» Exercise goal: Exactly as written, quote every line that follows, skipping the images.

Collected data
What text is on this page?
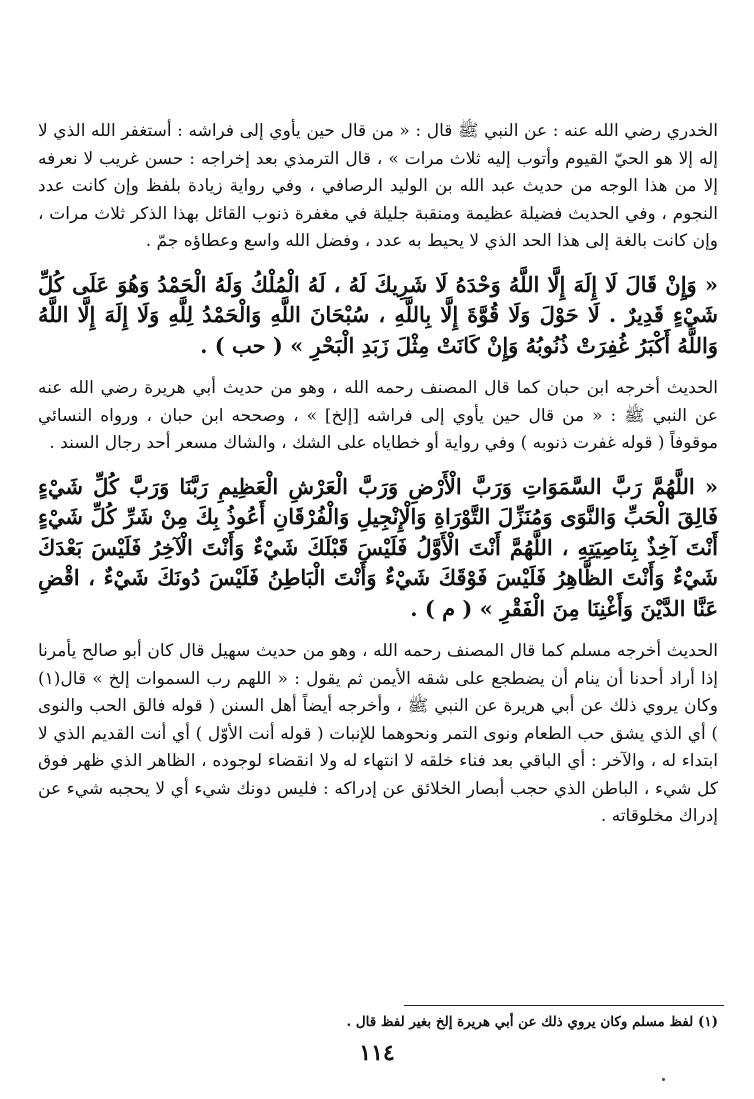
الخدري رضي الله عنه : عن النبي ﷺ قال : « من قال حين يأوي إلى فراشه : أستغفر الله الذي لا إله إلا هو الحيّ القيوم وأتوب إليه ثلاث مرات » ، قال الترمذي بعد إخراجه : حسن غريب لا نعرفه إلا من هذا الوجه من حديث عبد الله بن الوليد الرصافي ، وفي رواية زيادة بلفظ وإن كانت عدد النجوم ، وفي الحديث فضيلة عظيمة ومنقبة جليلة في مغفرة ذنوب القائل بهذا الذكر ثلاث مرات ، وإن كانت بالغة إلى هذا الحد الذي لا يحيط به عدد ، وفضل الله واسع وعطاؤه جمّ .

« وَإِنْ قَالَ لَا إِلَهَ إِلَّا اللَّهُ وَحْدَهُ لَا شَرِيكَ لَهُ ، لَهُ الْمُلْكُ وَلَهُ الْحَمْدُ وَهُوَ عَلَى كُلِّ شَيْءٍ قَدِيرٌ . لَا حَوْلَ وَلَا قُوَّةَ إِلَّا بِاللَّهِ ، سُبْحَانَ اللَّهِ وَالْحَمْدُ لِلَّهِ وَلَا إِلَهَ إِلَّا اللَّهُ وَاللَّهُ أَكْبَرُ غُفِرَتْ ذُنُوبُهُ وَإِنْ كَانَتْ مِثْلَ زَبَدِ الْبَحْرِ » ( حب ) .

الحديث أخرجه ابن حبان كما قال المصنف رحمه الله ، وهو من حديث أبي هريرة رضي الله عنه عن النبي ﷺ : « من قال حين يأوي إلى فراشه [إلخ] » ، وصححه ابن حبان ، ورواه النسائي موقوفاً ( قوله غفرت ذنوبه ) وفي رواية أو خطاياه على الشك ، والشاك مسعر أحد رجال السند .

« اللَّهُمَّ رَبَّ السَّمَوَاتِ وَرَبَّ الْأَرْضِ وَرَبَّ الْعَرْشِ الْعَظِيمِ رَبَّنَا وَرَبَّ كُلِّ شَيْءٍ فَالِقَ الْحَبِّ وَالنَّوَى وَمُنَزِّلَ التَّوْرَاةِ وَالْإِنْجِيلِ وَالْفُرْقَانِ أَعُوذُ بِكَ مِنْ شَرِّ كُلِّ شَيْءٍ أَنْتَ آخِذٌ بِنَاصِيَتِهِ ، اللَّهُمَّ أَنْتَ الْأَوَّلُ فَلَيْسَ قَبْلَكَ شَيْءٌ وَأَنْتَ الْآخِرُ فَلَيْسَ بَعْدَكَ شَيْءٌ وَأَنْتَ الظَّاهِرُ فَلَيْسَ فَوْقَكَ شَيْءٌ وَأَنْتَ الْبَاطِنُ فَلَيْسَ دُونَكَ شَيْءٌ ، اقْضِ عَنَّا الدَّيْنَ وَأَغْنِنَا مِنَ الْفَقْرِ » ( م ) .

الحديث أخرجه مسلم كما قال المصنف رحمه الله ، وهو من حديث سهيل قال كان أبو صالح يأمرنا إذا أراد أحدنا أن ينام أن يضطجع على شقه الأيمن ثم يقول : « اللهم رب السموات إلخ » قال(١) وكان يروي ذلك عن أبي هريرة عن النبي ﷺ ، وأخرجه أيضاً أهل السنن ( قوله فالق الحب والنوى ) أي الذي يشق حب الطعام ونوى التمر ونحوهما للإنبات ( قوله أنت الأوّل ) أي أنت القديم الذي لا ابتداء له ، والآخر : أي الباقي بعد فناء خلقه لا انتهاء له ولا انقضاء لوجوده ، الظاهر الذي ظهر فوق كل شيء ، الباطن الذي حجب أبصار الخلائق عن إدراكه : فليس دونك شيء أي لا يحجبه شيء عن إدراك مخلوقاته .

(١) لفظ مسلم وكان يروي ذلك عن أبي هريرة إلخ بغير لفظ قال .
١١٤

» Answer to the exercise:
What text is on this page?
الخدري رضي الله عنه : عن النبي ﷺ قال : « من قال حين يأوي إلى فراشه : أستغفر الله الذي لا إله إلا هو الحيّ القيوم وأتوب إليه ثلاث مرات » ، قال الترمذي بعد إخراجه : حسن غريب لا نعرفه إلا من هذا الوجه من حديث عبد الله بن الوليد الرصافي ، وفي رواية زيادة بلفظ وإن كانت عدد النجوم ، وفي الحديث فضيلة عظيمة ومنقبة جليلة في مغفرة ذنوب القائل بهذا الذكر ثلاث مرات ، وإن كانت بالغة إلى هذا الحد الذي لا يحيط به عدد ، وفضل الله واسع وعطاؤه جمّ .

« وَإِنْ قَالَ لَا إِلَهَ إِلَّا اللَّهُ وَحْدَهُ لَا شَرِيكَ لَهُ ، لَهُ الْمُلْكُ وَلَهُ الْحَمْدُ وَهُوَ عَلَى كُلِّ شَيْءٍ قَدِيرٌ . لَا حَوْلَ وَلَا قُوَّةَ إِلَّا بِاللَّهِ ، سُبْحَانَ اللَّهِ وَالْحَمْدُ لِلَّهِ وَلَا إِلَهَ إِلَّا اللَّهُ وَاللَّهُ أَكْبَرُ غُفِرَتْ ذُنُوبُهُ وَإِنْ كَانَتْ مِثْلَ زَبَدِ الْبَحْرِ » ( حب ) .

الحديث أخرجه ابن حبان كما قال المصنف رحمه الله ، وهو من حديث أبي هريرة رضي الله عنه عن النبي ﷺ : « من قال حين يأوي إلى فراشه [إلخ] » ، وصححه ابن حبان ، ورواه النسائي موقوفاً ( قوله غفرت ذنوبه ) وفي رواية أو خطاياه على الشك ، والشاك مسعر أحد رجال السند .

« اللَّهُمَّ رَبَّ السَّمَوَاتِ وَرَبَّ الْأَرْضِ وَرَبَّ الْعَرْشِ الْعَظِيمِ رَبَّنَا وَرَبَّ كُلِّ شَيْءٍ فَالِقَ الْحَبِّ وَالنَّوَى وَمُنَزِّلَ التَّوْرَاةِ وَالْإِنْجِيلِ وَالْفُرْقَانِ أَعُوذُ بِكَ مِنْ شَرِّ كُلِّ شَيْءٍ أَنْتَ آخِذٌ بِنَاصِيَتِهِ ، اللَّهُمَّ أَنْتَ الْأَوَّلُ فَلَيْسَ قَبْلَكَ شَيْءٌ وَأَنْتَ الْآخِرُ فَلَيْسَ بَعْدَكَ شَيْءٌ وَأَنْتَ الظَّاهِرُ فَلَيْسَ فَوْقَكَ شَيْءٌ وَأَنْتَ الْبَاطِنُ فَلَيْسَ دُونَكَ شَيْءٌ ، اقْضِ عَنَّا الدَّيْنَ وَأَغْنِنَا مِنَ الْفَقْرِ » ( م ) .

الحديث أخرجه مسلم كما قال المصنف رحمه الله ، وهو من حديث سهيل قال كان أبو صالح يأمرنا إذا أراد أحدنا أن ينام أن يضطجع على شقه الأيمن ثم يقول : « اللهم رب السموات إلخ » قال(١) وكان يروي ذلك عن أبي هريرة عن النبي ﷺ ، وأخرجه أيضاً أهل السنن ( قوله فالق الحب والنوى ) أي الذي يشق حب الطعام ونوى التمر ونحوهما للإنبات ( قوله أنت الأوّل ) أي أنت القديم الذي لا ابتداء له ، والآخر : أي الباقي بعد فناء خلقه لا انتهاء له ولا انقضاء لوجوده ، الظاهر الذي ظهر فوق كل شيء ، الباطن الذي حجب أبصار الخلائق عن إدراكه : فليس دونك شيء أي لا يحجبه شيء عن إدراك مخلوقاته .

(١) لفظ مسلم وكان يروي ذلك عن أبي هريرة إلخ بغير لفظ قال .
١١٤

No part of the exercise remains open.